- **Task description**:
Write out the material again exactly, please, and omit the pictures.

- **Entries shown**:
-- -- --

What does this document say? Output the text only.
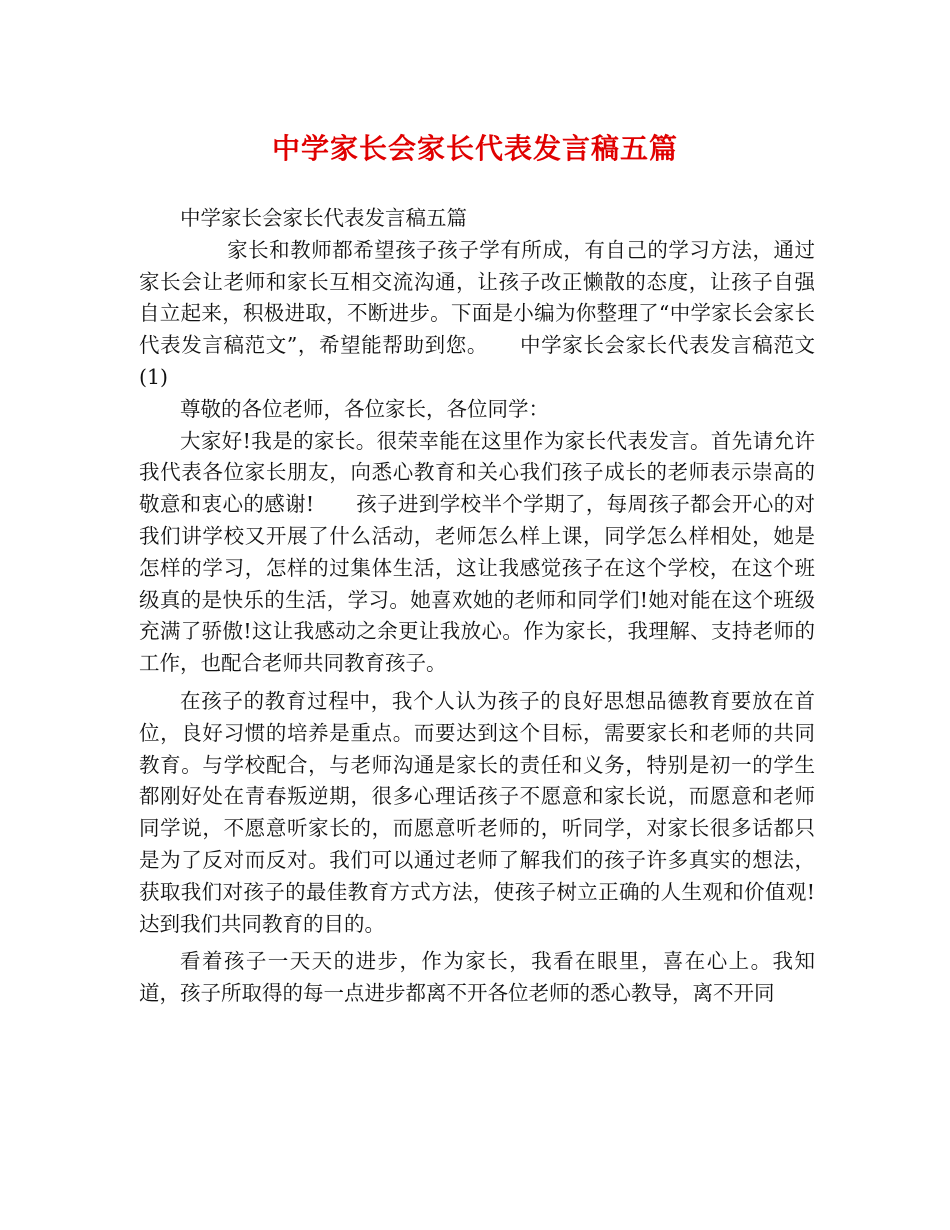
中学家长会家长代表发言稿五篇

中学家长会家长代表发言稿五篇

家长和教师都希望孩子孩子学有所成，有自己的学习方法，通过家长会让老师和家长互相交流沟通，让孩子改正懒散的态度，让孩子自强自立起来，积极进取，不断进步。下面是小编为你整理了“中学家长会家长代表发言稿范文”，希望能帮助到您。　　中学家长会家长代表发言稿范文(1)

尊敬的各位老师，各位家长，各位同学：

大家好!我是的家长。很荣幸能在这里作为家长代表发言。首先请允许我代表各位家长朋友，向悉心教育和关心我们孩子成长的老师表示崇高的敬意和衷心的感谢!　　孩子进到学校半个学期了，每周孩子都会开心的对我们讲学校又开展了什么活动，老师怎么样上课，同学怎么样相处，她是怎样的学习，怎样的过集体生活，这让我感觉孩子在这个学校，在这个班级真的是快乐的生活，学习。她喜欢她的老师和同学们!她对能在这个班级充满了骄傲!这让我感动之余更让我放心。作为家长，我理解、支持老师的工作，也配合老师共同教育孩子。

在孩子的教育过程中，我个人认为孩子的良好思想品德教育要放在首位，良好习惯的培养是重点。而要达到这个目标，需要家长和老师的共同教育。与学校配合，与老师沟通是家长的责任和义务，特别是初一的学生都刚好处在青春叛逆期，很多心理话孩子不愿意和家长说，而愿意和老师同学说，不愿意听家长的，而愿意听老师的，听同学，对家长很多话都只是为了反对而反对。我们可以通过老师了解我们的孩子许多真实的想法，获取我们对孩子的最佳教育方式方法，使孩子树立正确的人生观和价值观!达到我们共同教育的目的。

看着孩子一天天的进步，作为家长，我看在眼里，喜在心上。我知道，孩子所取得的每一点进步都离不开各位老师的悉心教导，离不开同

-- -- --

- **Correct response**:
What does this document say? Output the text only.
中学家长会家长代表发言稿五篇

中学家长会家长代表发言稿五篇

家长和教师都希望孩子孩子学有所成，有自己的学习方法，通过家长会让老师和家长互相交流沟通，让孩子改正懒散的态度，让孩子自强自立起来，积极进取，不断进步。下面是小编为你整理了“中学家长会家长代表发言稿范文”，希望能帮助到您。　　中学家长会家长代表发言稿范文(1)

尊敬的各位老师，各位家长，各位同学：

大家好!我是的家长。很荣幸能在这里作为家长代表发言。首先请允许我代表各位家长朋友，向悉心教育和关心我们孩子成长的老师表示崇高的敬意和衷心的感谢!　　孩子进到学校半个学期了，每周孩子都会开心的对我们讲学校又开展了什么活动，老师怎么样上课，同学怎么样相处，她是怎样的学习，怎样的过集体生活，这让我感觉孩子在这个学校，在这个班级真的是快乐的生活，学习。她喜欢她的老师和同学们!她对能在这个班级充满了骄傲!这让我感动之余更让我放心。作为家长，我理解、支持老师的工作，也配合老师共同教育孩子。

在孩子的教育过程中，我个人认为孩子的良好思想品德教育要放在首位，良好习惯的培养是重点。而要达到这个目标，需要家长和老师的共同教育。与学校配合，与老师沟通是家长的责任和义务，特别是初一的学生都刚好处在青春叛逆期，很多心理话孩子不愿意和家长说，而愿意和老师同学说，不愿意听家长的，而愿意听老师的，听同学，对家长很多话都只是为了反对而反对。我们可以通过老师了解我们的孩子许多真实的想法，获取我们对孩子的最佳教育方式方法，使孩子树立正确的人生观和价值观!达到我们共同教育的目的。

看着孩子一天天的进步，作为家长，我看在眼里，喜在心上。我知道，孩子所取得的每一点进步都离不开各位老师的悉心教导，离不开同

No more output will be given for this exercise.